--- START ---
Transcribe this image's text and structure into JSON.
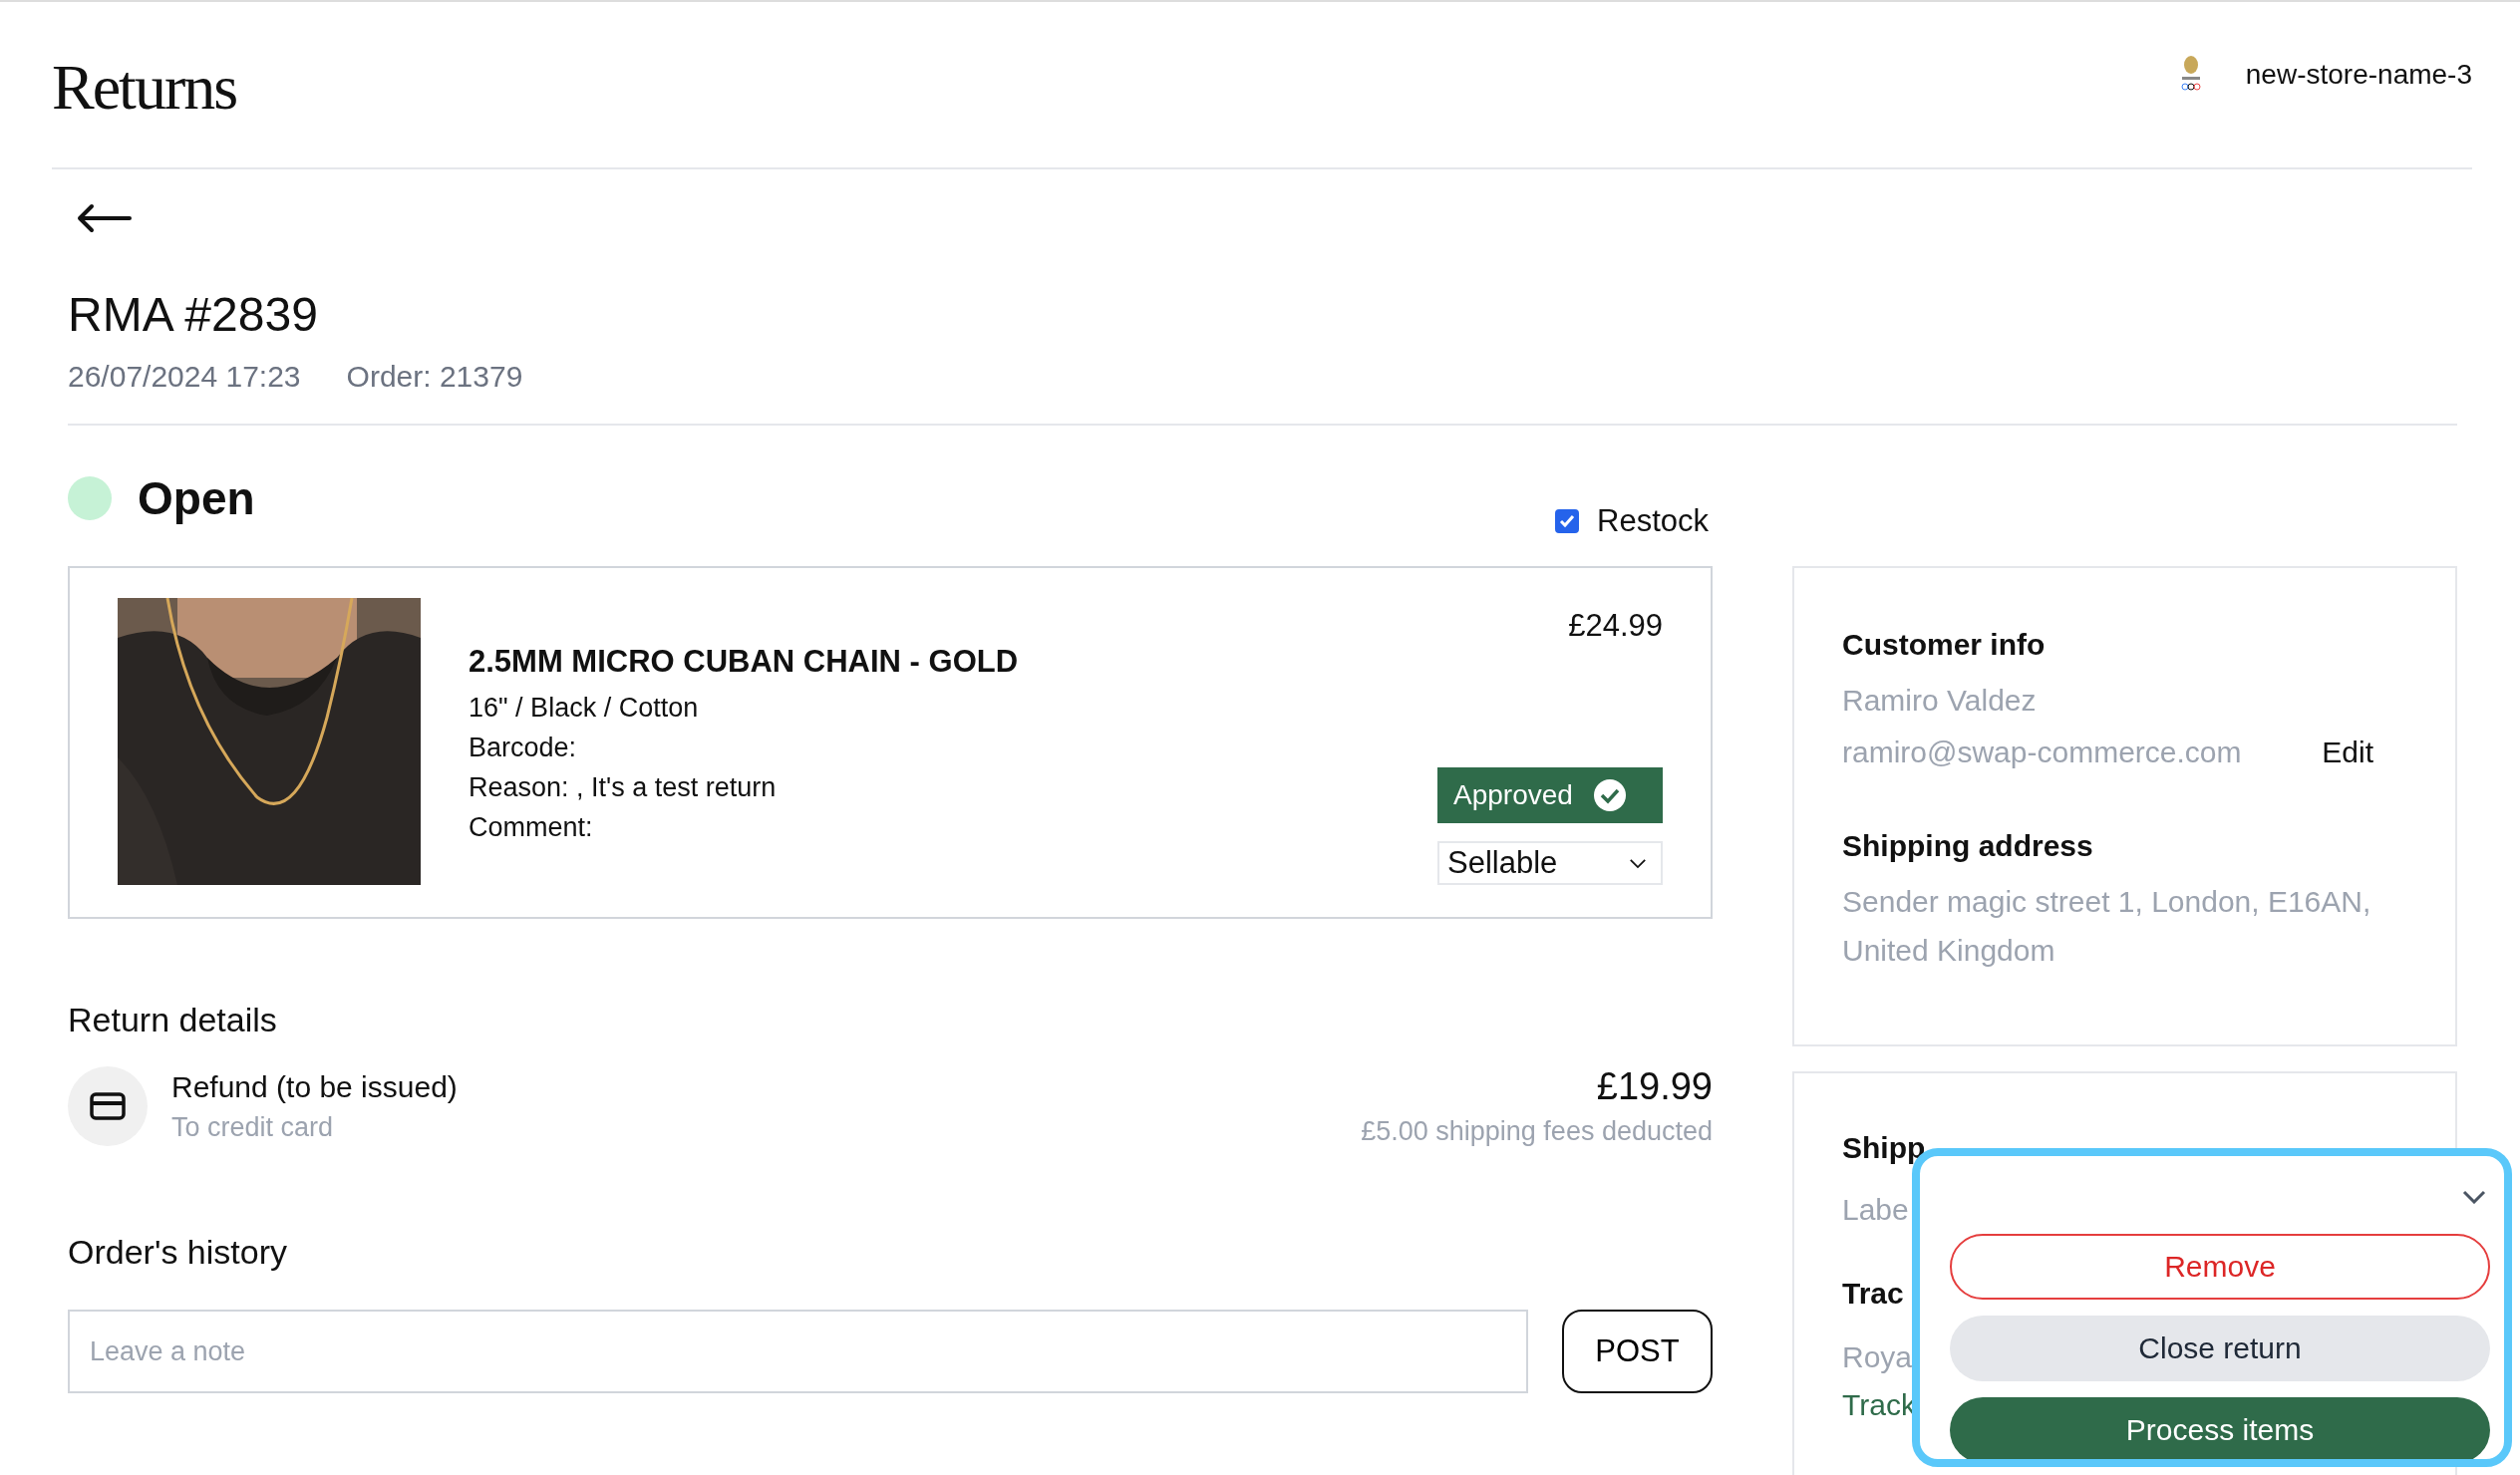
{
  "header": {
    "title": "Returns",
    "store_name": "new-store-name-3"
  },
  "rma": {
    "title": "RMA #2839",
    "date": "26/07/2024 17:23",
    "order": "Order: 21379"
  },
  "status": {
    "label": "Open"
  },
  "restock": {
    "label": "Restock",
    "checked": true
  },
  "items": [
    {
      "title": "2.5MM MICRO CUBAN CHAIN - GOLD",
      "variant": "16\" / Black / Cotton",
      "barcode": "Barcode:",
      "reason": "Reason: , It's a test return",
      "comment": "Comment:",
      "price": "£24.99",
      "approved": true,
      "approval_label": "Approved",
      "condition": "Sellable"
    }
  ],
  "return_details": {
    "heading": "Return details",
    "refund": {
      "title": "Refund (to be issued)",
      "method": "To credit card",
      "amount": "£19.99",
      "note": "£5.00 shipping fees deducted"
    }
  },
  "history": {
    "heading": "Order's history",
    "placeholder": "Leave a note",
    "post": "POST"
  },
  "customer": {
    "heading": "Customer info",
    "name": "Ramiro Valdez",
    "email": "ramiro@swap-commerce.com",
    "edit": "Edit",
    "address_heading": "Shipping address",
    "address": "Sender magic street 1, London, E16AN, United Kingdom"
  },
  "shipping": {
    "heading": "Shipp",
    "label": "Labe",
    "tracking_heading": "Trac",
    "carrier": "Roya",
    "tracking_link": "Track"
  },
  "actions_menu": {
    "buttons": [
      {
        "label": "Remove",
        "kind": "danger"
      },
      {
        "label": "Close return",
        "kind": "secondary"
      },
      {
        "label": "Process items",
        "kind": "primary"
      }
    ]
  }
}
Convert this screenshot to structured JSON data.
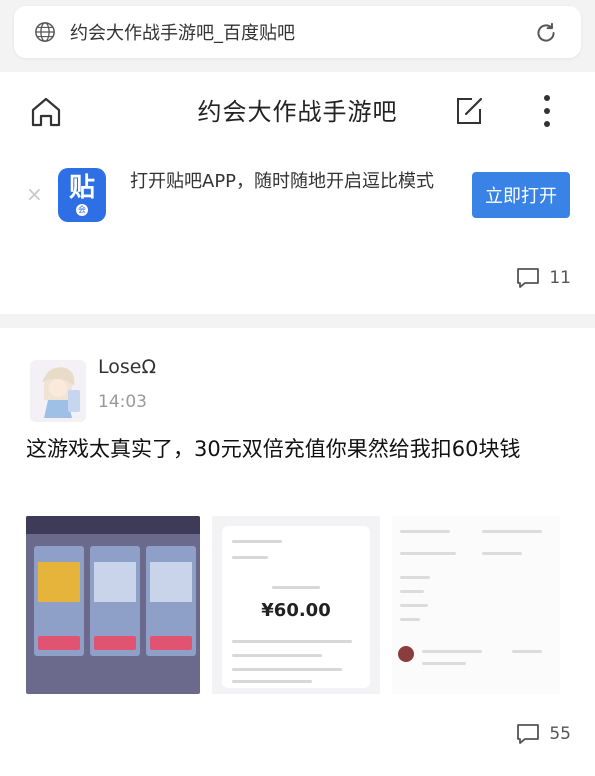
{
  "browser": {
    "url_title": "约会大作战手游吧_百度贴吧",
    "icons": [
      "globe-icon",
      "reload-icon"
    ]
  },
  "header": {
    "title": "约会大作战手游吧",
    "icons": [
      "home-icon",
      "edit-icon",
      "more-icon"
    ]
  },
  "banner": {
    "close_glyph": "×",
    "app_icon_glyph": "贴",
    "app_icon_badge": "会",
    "promo_text": "打开贴吧APP，随时随地开启逗比模式",
    "open_button": "立即打开",
    "accent_color": "#3a83e6"
  },
  "prev_post": {
    "comment_count": "11"
  },
  "post": {
    "username": "LoseΩ",
    "time": "14:03",
    "content": "这游戏太真实了，30元双倍充值你果然给我扣60块钱",
    "screenshot_price": "¥60.00",
    "comment_count": "55"
  }
}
--- END ---
__Goal__. Omit every picture, then repeat the remaining data exactly as it appears above.

__Exercise solution__.
Transcribe this image's text and structure into JSON.
{
  "header": {
    "title": "Returns",
    "store_name": "new-store-name-3"
  },
  "rma": {
    "title": "RMA #2839",
    "date": "26/07/2024 17:23",
    "order": "Order: 21379"
  },
  "status": {
    "label": "Open"
  },
  "restock": {
    "label": "Restock",
    "checked": true
  },
  "items": [
    {
      "title": "2.5MM MICRO CUBAN CHAIN - GOLD",
      "variant": "16\" / Black / Cotton",
      "barcode": "Barcode:",
      "reason": "Reason: , It's a test return",
      "comment": "Comment:",
      "price": "£24.99",
      "approved": true,
      "approval_label": "Approved",
      "condition": "Sellable"
    }
  ],
  "return_details": {
    "heading": "Return details",
    "refund": {
      "title": "Refund (to be issued)",
      "method": "To credit card",
      "amount": "£19.99",
      "note": "£5.00 shipping fees deducted"
    }
  },
  "history": {
    "heading": "Order's history",
    "placeholder": "Leave a note",
    "post": "POST"
  },
  "customer": {
    "heading": "Customer info",
    "name": "Ramiro Valdez",
    "email": "ramiro@swap-commerce.com",
    "edit": "Edit",
    "address_heading": "Shipping address",
    "address": "Sender magic street 1, London, E16AN, United Kingdom"
  },
  "shipping": {
    "heading": "Shipp",
    "label": "Labe",
    "tracking_heading": "Trac",
    "carrier": "Roya",
    "tracking_link": "Track"
  },
  "actions_menu": {
    "buttons": [
      {
        "label": "Remove",
        "kind": "danger"
      },
      {
        "label": "Close return",
        "kind": "secondary"
      },
      {
        "label": "Process items",
        "kind": "primary"
      }
    ]
  }
}
Convert this screenshot to structured JSON data.
{
  "browser": {
    "url_title": "约会大作战手游吧_百度贴吧",
    "icons": [
      "globe-icon",
      "reload-icon"
    ]
  },
  "header": {
    "title": "约会大作战手游吧",
    "icons": [
      "home-icon",
      "edit-icon",
      "more-icon"
    ]
  },
  "banner": {
    "close_glyph": "×",
    "app_icon_glyph": "贴",
    "app_icon_badge": "会",
    "promo_text": "打开贴吧APP，随时随地开启逗比模式",
    "open_button": "立即打开",
    "accent_color": "#3a83e6"
  },
  "prev_post": {
    "comment_count": "11"
  },
  "post": {
    "username": "LoseΩ",
    "time": "14:03",
    "content": "这游戏太真实了，30元双倍充值你果然给我扣60块钱",
    "screenshot_price": "¥60.00",
    "comment_count": "55"
  }
}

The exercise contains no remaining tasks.